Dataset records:
>> START

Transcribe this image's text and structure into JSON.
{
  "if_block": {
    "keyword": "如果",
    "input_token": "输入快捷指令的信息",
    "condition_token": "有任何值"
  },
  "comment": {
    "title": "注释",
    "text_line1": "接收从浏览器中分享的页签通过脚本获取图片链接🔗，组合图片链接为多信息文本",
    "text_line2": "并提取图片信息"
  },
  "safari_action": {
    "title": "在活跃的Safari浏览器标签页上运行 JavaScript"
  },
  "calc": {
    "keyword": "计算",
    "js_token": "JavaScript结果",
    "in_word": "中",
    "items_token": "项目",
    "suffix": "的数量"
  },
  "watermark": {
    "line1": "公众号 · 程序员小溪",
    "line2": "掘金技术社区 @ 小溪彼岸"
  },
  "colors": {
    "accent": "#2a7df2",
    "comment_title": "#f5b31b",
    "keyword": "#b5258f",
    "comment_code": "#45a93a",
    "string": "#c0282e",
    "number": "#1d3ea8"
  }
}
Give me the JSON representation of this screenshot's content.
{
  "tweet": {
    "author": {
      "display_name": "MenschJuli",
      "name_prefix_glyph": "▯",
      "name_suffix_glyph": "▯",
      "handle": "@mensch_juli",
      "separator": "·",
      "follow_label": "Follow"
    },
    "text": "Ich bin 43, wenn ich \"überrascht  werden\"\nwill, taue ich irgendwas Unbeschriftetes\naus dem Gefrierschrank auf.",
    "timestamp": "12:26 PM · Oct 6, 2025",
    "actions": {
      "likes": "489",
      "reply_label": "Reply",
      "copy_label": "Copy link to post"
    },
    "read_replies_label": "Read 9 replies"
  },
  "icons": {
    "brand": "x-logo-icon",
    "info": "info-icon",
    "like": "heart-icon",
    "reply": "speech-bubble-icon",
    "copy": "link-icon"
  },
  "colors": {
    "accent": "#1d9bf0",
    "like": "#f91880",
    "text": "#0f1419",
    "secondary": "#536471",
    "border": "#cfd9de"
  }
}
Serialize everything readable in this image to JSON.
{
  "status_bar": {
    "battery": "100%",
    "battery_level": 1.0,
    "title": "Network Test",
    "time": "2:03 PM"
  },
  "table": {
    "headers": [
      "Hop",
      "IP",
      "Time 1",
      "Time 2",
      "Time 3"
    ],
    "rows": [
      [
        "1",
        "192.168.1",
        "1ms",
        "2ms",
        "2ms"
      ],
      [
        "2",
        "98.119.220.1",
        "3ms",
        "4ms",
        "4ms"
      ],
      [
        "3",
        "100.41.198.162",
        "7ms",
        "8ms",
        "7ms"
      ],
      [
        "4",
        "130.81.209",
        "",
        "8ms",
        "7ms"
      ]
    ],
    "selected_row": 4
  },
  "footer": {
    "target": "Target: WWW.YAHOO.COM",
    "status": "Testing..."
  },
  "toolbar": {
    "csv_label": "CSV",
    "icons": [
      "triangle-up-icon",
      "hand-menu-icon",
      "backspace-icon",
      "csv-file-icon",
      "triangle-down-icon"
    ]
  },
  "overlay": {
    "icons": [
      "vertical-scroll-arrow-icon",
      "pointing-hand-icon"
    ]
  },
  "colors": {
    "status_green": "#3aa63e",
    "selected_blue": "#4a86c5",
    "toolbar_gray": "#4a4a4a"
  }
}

>> END

** WHAT TO DO **
Determine how many lines of the listing above include the word "image", and report that number only.

** EXERCISE OUTPUT **
2